**Request:**
Reproduce every one of the rows below verbatim, in the same order.

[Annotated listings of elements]
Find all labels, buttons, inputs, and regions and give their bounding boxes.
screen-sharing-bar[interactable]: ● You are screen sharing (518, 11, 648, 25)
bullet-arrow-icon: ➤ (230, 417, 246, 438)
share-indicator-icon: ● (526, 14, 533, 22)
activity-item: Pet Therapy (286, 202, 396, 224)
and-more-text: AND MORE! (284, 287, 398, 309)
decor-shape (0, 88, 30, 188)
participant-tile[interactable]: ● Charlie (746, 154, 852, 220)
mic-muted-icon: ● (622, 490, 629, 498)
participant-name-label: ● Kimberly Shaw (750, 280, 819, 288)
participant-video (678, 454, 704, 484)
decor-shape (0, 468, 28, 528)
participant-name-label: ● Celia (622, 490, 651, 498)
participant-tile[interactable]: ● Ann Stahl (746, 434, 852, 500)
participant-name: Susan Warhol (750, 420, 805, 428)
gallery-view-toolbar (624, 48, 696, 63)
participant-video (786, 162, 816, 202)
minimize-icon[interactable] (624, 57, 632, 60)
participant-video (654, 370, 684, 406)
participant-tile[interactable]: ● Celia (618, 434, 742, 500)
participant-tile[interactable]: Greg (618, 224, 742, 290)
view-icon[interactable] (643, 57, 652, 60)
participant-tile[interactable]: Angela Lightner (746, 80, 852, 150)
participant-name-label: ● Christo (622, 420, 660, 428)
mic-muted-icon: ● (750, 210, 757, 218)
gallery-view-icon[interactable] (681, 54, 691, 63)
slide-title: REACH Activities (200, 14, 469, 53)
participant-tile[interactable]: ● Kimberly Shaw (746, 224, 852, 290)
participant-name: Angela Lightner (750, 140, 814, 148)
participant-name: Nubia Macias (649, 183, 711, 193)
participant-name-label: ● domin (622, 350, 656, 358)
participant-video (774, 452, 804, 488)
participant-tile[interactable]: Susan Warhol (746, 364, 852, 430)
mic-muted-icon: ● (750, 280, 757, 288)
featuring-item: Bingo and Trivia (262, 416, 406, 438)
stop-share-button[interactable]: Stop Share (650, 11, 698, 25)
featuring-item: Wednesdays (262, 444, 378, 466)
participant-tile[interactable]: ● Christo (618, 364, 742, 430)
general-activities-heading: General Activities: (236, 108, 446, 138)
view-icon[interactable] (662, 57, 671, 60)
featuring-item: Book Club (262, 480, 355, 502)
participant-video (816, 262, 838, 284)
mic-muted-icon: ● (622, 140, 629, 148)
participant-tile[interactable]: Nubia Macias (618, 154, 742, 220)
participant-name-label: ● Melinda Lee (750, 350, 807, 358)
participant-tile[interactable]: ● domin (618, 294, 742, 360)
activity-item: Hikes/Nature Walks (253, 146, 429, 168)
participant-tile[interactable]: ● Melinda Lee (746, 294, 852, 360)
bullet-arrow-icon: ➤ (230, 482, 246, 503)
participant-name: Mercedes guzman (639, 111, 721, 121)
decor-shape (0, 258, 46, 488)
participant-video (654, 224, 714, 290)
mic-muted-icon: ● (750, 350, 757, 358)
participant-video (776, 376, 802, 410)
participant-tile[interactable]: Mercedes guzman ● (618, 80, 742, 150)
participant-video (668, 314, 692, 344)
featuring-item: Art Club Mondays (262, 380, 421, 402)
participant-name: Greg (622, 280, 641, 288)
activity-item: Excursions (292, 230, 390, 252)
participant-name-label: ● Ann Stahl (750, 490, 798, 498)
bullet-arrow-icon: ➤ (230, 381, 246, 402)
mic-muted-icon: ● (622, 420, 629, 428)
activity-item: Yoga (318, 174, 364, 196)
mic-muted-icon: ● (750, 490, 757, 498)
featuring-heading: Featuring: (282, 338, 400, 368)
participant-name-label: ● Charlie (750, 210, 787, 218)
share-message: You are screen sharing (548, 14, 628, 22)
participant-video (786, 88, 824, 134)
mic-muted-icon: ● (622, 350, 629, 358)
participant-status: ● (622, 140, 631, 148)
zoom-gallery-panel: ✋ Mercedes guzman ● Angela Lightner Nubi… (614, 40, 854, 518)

**Final answer:**
Find all labels, buttons, inputs, and regions and give their bounding boxes.
screen-sharing-bar[interactable]: ● You are screen sharing (518, 11, 648, 25)
bullet-arrow-icon: ➤ (230, 417, 246, 438)
share-indicator-icon: ● (526, 14, 533, 22)
activity-item: Pet Therapy (286, 202, 396, 224)
and-more-text: AND MORE! (284, 287, 398, 309)
decor-shape (0, 88, 30, 188)
participant-tile[interactable]: ● Charlie (746, 154, 852, 220)
mic-muted-icon: ● (622, 490, 629, 498)
participant-name-label: ● Kimberly Shaw (750, 280, 819, 288)
participant-video (678, 454, 704, 484)
decor-shape (0, 468, 28, 528)
participant-name-label: ● Celia (622, 490, 651, 498)
participant-tile[interactable]: ● Ann Stahl (746, 434, 852, 500)
participant-name: Susan Warhol (750, 420, 805, 428)
gallery-view-toolbar (624, 48, 696, 63)
participant-video (786, 162, 816, 202)
minimize-icon[interactable] (624, 57, 632, 60)
participant-video (654, 370, 684, 406)
participant-tile[interactable]: ● Celia (618, 434, 742, 500)
participant-tile[interactable]: Greg (618, 224, 742, 290)
view-icon[interactable] (643, 57, 652, 60)
participant-tile[interactable]: Angela Lightner (746, 80, 852, 150)
participant-name-label: ● Christo (622, 420, 660, 428)
mic-muted-icon: ● (750, 210, 757, 218)
gallery-view-icon[interactable] (681, 54, 691, 63)
slide-title: REACH Activities (200, 14, 469, 53)
participant-tile[interactable]: ● Kimberly Shaw (746, 224, 852, 290)
participant-name: Angela Lightner (750, 140, 814, 148)
participant-name: Nubia Macias (649, 183, 711, 193)
participant-name-label: ● domin (622, 350, 656, 358)
participant-video (774, 452, 804, 488)
participant-tile[interactable]: Susan Warhol (746, 364, 852, 430)
mic-muted-icon: ● (750, 280, 757, 288)
featuring-item: Bingo and Trivia (262, 416, 406, 438)
stop-share-button[interactable]: Stop Share (650, 11, 698, 25)
featuring-item: Wednesdays (262, 444, 378, 466)
participant-tile[interactable]: ● Christo (618, 364, 742, 430)
general-activities-heading: General Activities: (236, 108, 446, 138)
view-icon[interactable] (662, 57, 671, 60)
featuring-item: Book Club (262, 480, 355, 502)
participant-video (816, 262, 838, 284)
mic-muted-icon: ● (622, 140, 629, 148)
participant-tile[interactable]: Nubia Macias (618, 154, 742, 220)
participant-name-label: ● Melinda Lee (750, 350, 807, 358)
participant-tile[interactable]: ● domin (618, 294, 742, 360)
activity-item: Hikes/Nature Walks (253, 146, 429, 168)
participant-tile[interactable]: ● Melinda Lee (746, 294, 852, 360)
bullet-arrow-icon: ➤ (230, 482, 246, 503)
participant-name: Mercedes guzman (639, 111, 721, 121)
decor-shape (0, 258, 46, 488)
participant-video (654, 224, 714, 290)
mic-muted-icon: ● (750, 350, 757, 358)
participant-video (776, 376, 802, 410)
participant-tile[interactable]: Mercedes guzman ● (618, 80, 742, 150)
participant-video (668, 314, 692, 344)
featuring-item: Art Club Mondays (262, 380, 421, 402)
participant-name: Greg (622, 280, 641, 288)
activity-item: Excursions (292, 230, 390, 252)
participant-name-label: ● Ann Stahl (750, 490, 798, 498)
bullet-arrow-icon: ➤ (230, 381, 246, 402)
mic-muted-icon: ● (622, 420, 629, 428)
activity-item: Yoga (318, 174, 364, 196)
mic-muted-icon: ● (750, 490, 757, 498)
featuring-heading: Featuring: (282, 338, 400, 368)
participant-name-label: ● Charlie (750, 210, 787, 218)
share-message: You are screen sharing (548, 14, 628, 22)
participant-video (786, 88, 824, 134)
mic-muted-icon: ● (622, 350, 629, 358)
participant-status: ● (622, 140, 631, 148)
zoom-gallery-panel: ✋ Mercedes guzman ● Angela Lightner Nubi… (614, 40, 854, 518)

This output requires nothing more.